• Given task
Set the data down again, exactly as it reads, but without the pictures.
# start of The records
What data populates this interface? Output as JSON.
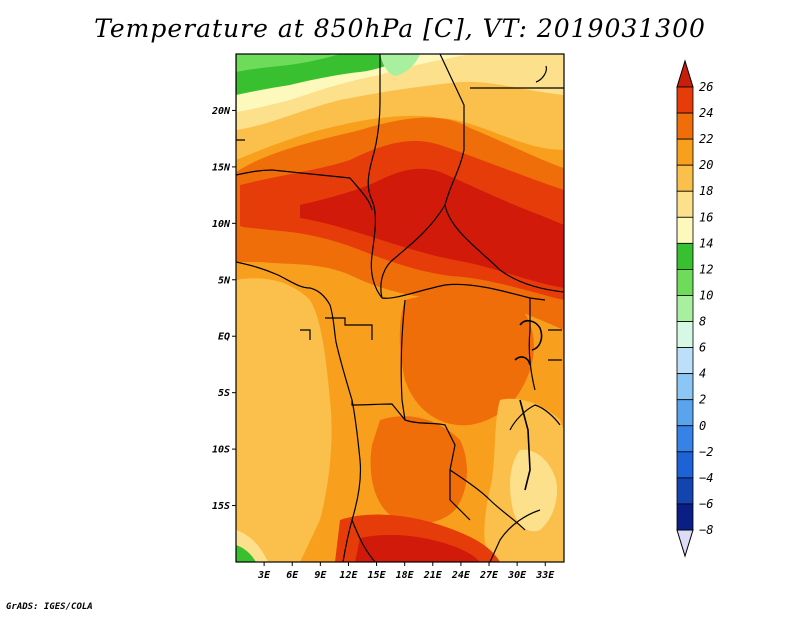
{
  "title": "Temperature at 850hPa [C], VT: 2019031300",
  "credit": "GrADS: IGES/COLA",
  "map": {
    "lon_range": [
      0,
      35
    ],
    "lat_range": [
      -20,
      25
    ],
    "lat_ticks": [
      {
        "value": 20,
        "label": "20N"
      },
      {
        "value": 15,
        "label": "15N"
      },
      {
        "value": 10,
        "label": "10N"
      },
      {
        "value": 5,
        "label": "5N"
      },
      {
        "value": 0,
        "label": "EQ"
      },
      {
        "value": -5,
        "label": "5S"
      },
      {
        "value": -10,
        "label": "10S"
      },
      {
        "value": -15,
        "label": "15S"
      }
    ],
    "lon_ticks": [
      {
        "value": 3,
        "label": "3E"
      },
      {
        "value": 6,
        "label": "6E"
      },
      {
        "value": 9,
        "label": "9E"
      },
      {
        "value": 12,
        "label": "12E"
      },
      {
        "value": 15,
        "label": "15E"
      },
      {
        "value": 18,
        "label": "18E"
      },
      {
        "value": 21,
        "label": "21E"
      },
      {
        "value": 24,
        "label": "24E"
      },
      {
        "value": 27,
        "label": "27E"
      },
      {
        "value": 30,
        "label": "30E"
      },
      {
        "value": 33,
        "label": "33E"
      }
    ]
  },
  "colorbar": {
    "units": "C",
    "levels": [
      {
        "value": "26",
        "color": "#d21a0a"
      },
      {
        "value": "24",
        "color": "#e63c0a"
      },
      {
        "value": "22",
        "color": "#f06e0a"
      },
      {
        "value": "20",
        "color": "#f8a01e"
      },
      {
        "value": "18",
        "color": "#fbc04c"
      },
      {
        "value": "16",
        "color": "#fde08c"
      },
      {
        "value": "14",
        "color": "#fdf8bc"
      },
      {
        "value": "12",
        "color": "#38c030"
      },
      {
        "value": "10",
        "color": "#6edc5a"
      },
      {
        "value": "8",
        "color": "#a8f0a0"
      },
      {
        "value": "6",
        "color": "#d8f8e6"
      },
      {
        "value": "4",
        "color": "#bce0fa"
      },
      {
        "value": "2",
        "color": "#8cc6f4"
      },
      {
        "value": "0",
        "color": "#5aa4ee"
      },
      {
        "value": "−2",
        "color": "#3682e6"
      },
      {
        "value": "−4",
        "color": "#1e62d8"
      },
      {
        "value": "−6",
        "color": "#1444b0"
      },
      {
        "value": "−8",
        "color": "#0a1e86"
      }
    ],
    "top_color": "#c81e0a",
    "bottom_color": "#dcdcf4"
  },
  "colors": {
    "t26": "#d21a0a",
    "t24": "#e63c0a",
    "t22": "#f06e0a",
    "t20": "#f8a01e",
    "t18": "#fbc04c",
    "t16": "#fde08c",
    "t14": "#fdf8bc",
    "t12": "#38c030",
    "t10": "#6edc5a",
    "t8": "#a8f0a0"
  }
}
# end of The records
• Written response
What data populates this interface? Output as JSON.
{
  "title": "Temperature at 850hPa [C], VT: 2019031300",
  "credit": "GrADS: IGES/COLA",
  "map": {
    "lon_range": [
      0,
      35
    ],
    "lat_range": [
      -20,
      25
    ],
    "lat_ticks": [
      {
        "value": 20,
        "label": "20N"
      },
      {
        "value": 15,
        "label": "15N"
      },
      {
        "value": 10,
        "label": "10N"
      },
      {
        "value": 5,
        "label": "5N"
      },
      {
        "value": 0,
        "label": "EQ"
      },
      {
        "value": -5,
        "label": "5S"
      },
      {
        "value": -10,
        "label": "10S"
      },
      {
        "value": -15,
        "label": "15S"
      }
    ],
    "lon_ticks": [
      {
        "value": 3,
        "label": "3E"
      },
      {
        "value": 6,
        "label": "6E"
      },
      {
        "value": 9,
        "label": "9E"
      },
      {
        "value": 12,
        "label": "12E"
      },
      {
        "value": 15,
        "label": "15E"
      },
      {
        "value": 18,
        "label": "18E"
      },
      {
        "value": 21,
        "label": "21E"
      },
      {
        "value": 24,
        "label": "24E"
      },
      {
        "value": 27,
        "label": "27E"
      },
      {
        "value": 30,
        "label": "30E"
      },
      {
        "value": 33,
        "label": "33E"
      }
    ]
  },
  "colorbar": {
    "units": "C",
    "levels": [
      {
        "value": "26",
        "color": "#d21a0a"
      },
      {
        "value": "24",
        "color": "#e63c0a"
      },
      {
        "value": "22",
        "color": "#f06e0a"
      },
      {
        "value": "20",
        "color": "#f8a01e"
      },
      {
        "value": "18",
        "color": "#fbc04c"
      },
      {
        "value": "16",
        "color": "#fde08c"
      },
      {
        "value": "14",
        "color": "#fdf8bc"
      },
      {
        "value": "12",
        "color": "#38c030"
      },
      {
        "value": "10",
        "color": "#6edc5a"
      },
      {
        "value": "8",
        "color": "#a8f0a0"
      },
      {
        "value": "6",
        "color": "#d8f8e6"
      },
      {
        "value": "4",
        "color": "#bce0fa"
      },
      {
        "value": "2",
        "color": "#8cc6f4"
      },
      {
        "value": "0",
        "color": "#5aa4ee"
      },
      {
        "value": "−2",
        "color": "#3682e6"
      },
      {
        "value": "−4",
        "color": "#1e62d8"
      },
      {
        "value": "−6",
        "color": "#1444b0"
      },
      {
        "value": "−8",
        "color": "#0a1e86"
      }
    ],
    "top_color": "#c81e0a",
    "bottom_color": "#dcdcf4"
  },
  "colors": {
    "t26": "#d21a0a",
    "t24": "#e63c0a",
    "t22": "#f06e0a",
    "t20": "#f8a01e",
    "t18": "#fbc04c",
    "t16": "#fde08c",
    "t14": "#fdf8bc",
    "t12": "#38c030",
    "t10": "#6edc5a",
    "t8": "#a8f0a0"
  }
}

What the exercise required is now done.